* Data to use

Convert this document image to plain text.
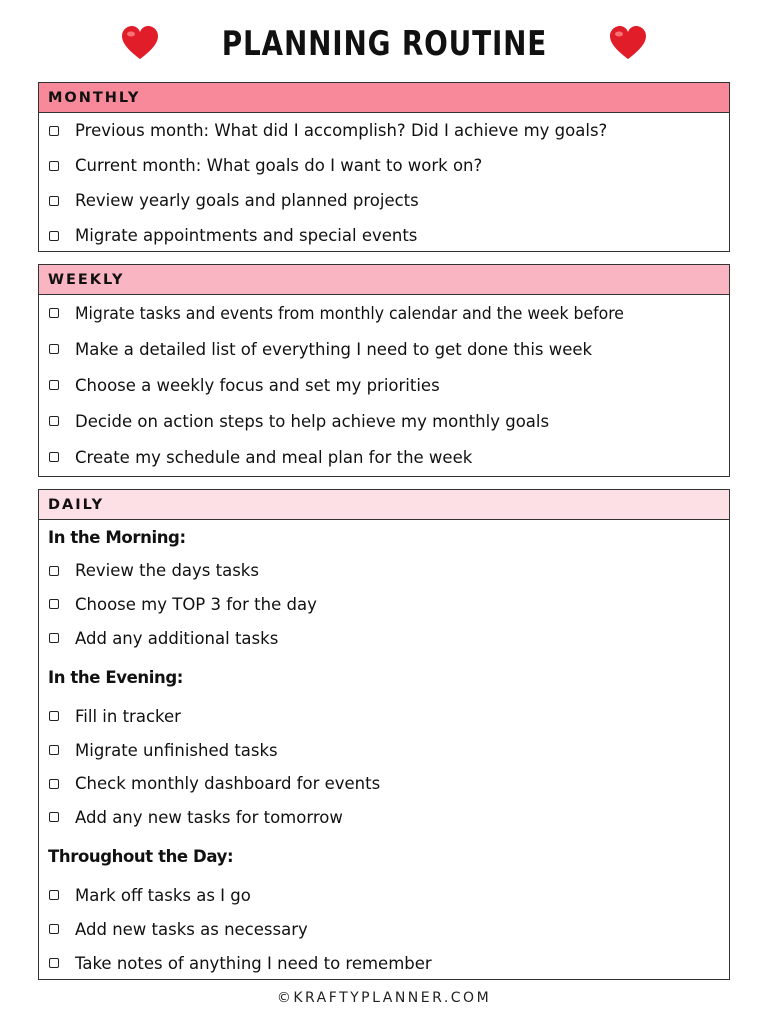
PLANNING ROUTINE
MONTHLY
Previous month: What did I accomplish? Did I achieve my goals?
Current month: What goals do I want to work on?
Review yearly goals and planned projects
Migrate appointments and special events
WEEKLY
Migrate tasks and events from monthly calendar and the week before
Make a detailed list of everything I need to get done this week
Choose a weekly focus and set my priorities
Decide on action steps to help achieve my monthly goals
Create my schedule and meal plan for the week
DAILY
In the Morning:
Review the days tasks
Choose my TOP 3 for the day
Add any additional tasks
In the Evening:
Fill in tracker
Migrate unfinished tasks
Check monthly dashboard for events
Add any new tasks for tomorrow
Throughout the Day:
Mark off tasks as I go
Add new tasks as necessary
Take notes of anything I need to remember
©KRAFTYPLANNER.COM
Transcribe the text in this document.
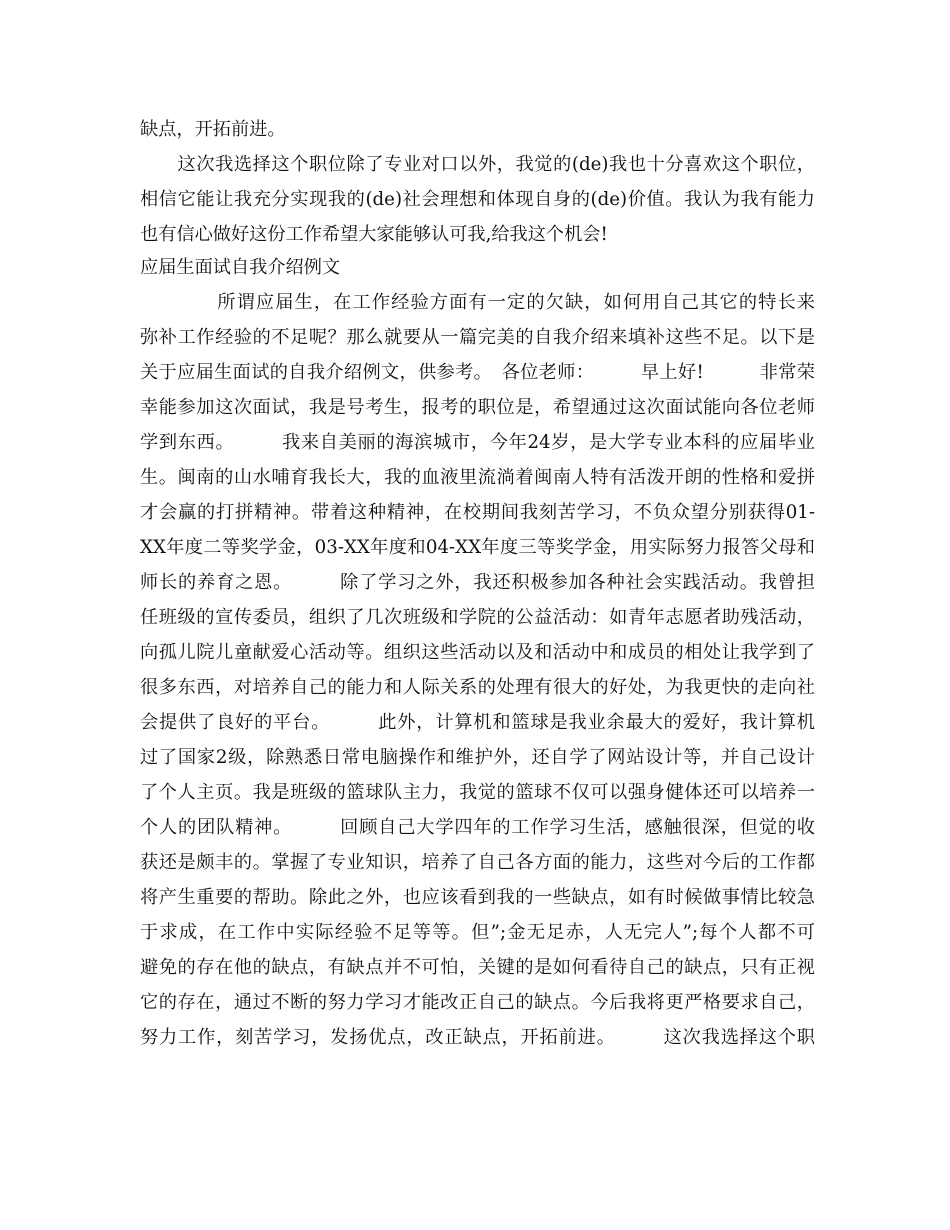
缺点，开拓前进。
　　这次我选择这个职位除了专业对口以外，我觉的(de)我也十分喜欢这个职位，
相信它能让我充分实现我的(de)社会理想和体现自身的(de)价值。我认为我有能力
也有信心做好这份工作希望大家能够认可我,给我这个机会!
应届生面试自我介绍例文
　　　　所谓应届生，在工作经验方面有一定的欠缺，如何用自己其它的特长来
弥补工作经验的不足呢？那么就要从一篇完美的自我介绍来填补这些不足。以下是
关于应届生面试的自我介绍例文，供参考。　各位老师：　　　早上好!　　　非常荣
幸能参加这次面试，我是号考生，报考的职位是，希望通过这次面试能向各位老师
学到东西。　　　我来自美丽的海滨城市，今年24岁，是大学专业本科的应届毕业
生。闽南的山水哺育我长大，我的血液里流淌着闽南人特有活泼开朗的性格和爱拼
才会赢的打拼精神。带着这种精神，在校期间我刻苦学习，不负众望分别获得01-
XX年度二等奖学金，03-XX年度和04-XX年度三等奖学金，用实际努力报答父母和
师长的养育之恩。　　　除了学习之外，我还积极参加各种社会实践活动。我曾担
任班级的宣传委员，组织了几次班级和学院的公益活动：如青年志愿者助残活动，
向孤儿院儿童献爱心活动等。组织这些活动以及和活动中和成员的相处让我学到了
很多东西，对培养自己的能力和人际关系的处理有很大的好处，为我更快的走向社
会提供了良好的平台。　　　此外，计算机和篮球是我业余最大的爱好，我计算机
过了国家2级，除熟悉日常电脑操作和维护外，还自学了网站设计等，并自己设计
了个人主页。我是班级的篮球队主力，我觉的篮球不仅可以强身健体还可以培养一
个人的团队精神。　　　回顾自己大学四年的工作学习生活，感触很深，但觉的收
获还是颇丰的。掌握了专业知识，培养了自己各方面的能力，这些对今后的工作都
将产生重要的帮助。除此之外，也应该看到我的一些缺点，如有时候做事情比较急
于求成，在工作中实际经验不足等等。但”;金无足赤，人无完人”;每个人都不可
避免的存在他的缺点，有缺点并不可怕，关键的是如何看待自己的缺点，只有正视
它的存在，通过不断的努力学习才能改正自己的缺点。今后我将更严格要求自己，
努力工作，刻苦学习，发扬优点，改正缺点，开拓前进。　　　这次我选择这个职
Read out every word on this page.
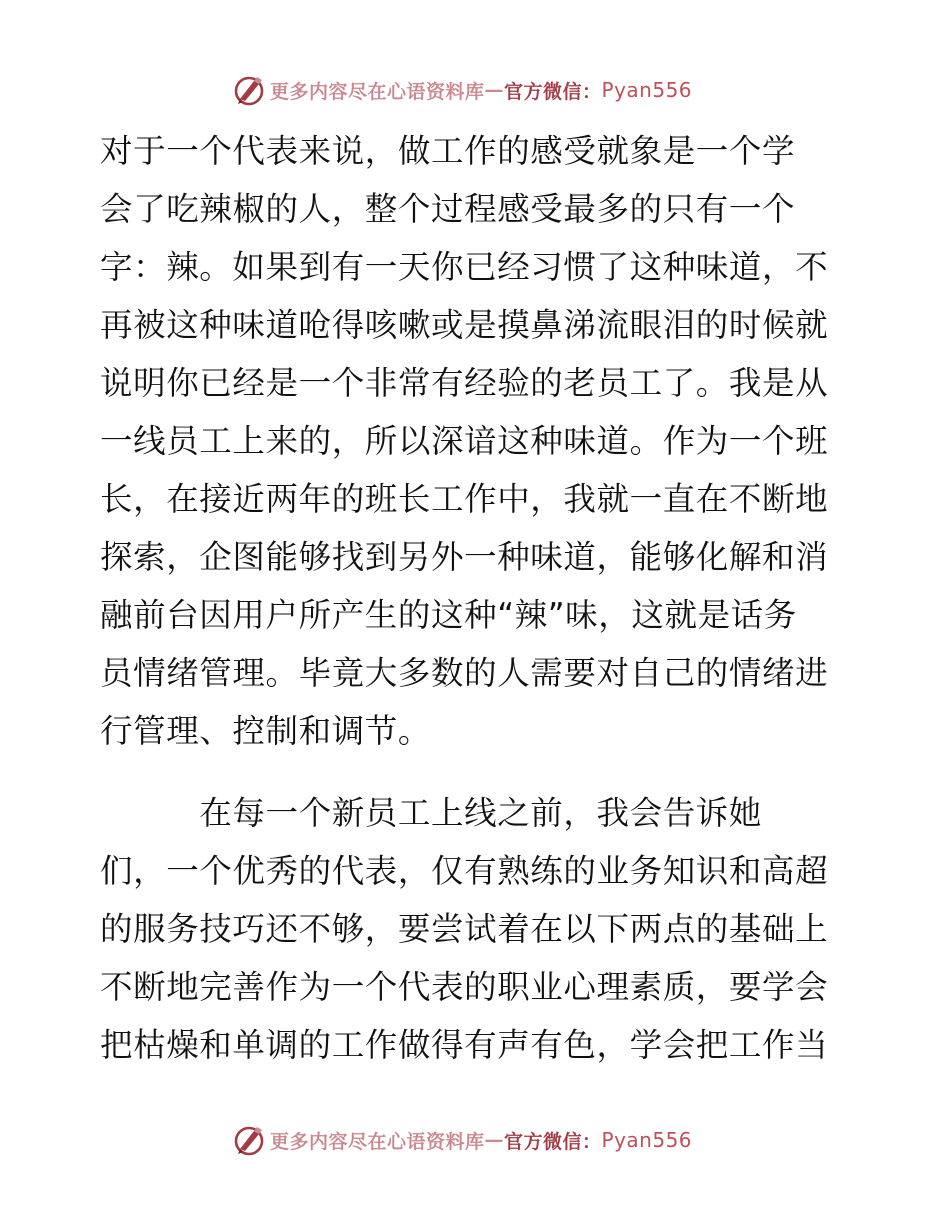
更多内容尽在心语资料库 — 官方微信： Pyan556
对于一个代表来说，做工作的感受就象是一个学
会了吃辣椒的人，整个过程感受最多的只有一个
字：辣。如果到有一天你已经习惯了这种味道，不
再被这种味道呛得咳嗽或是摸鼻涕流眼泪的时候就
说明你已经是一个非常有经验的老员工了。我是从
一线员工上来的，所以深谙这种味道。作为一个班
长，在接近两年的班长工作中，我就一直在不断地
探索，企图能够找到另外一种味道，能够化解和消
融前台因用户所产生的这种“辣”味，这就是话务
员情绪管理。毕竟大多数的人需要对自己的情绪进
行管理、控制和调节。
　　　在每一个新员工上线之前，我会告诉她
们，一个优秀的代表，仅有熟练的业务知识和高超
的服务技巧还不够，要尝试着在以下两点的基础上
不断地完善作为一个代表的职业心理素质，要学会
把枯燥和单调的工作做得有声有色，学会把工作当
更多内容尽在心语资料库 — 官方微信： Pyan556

* Your instructions
Report every line in the data above in which the word "Migrate" appears.

* Result of the exercise
Migrate appointments and special events
Migrate tasks and events from monthly calendar and the week before
Migrate unfinished tasks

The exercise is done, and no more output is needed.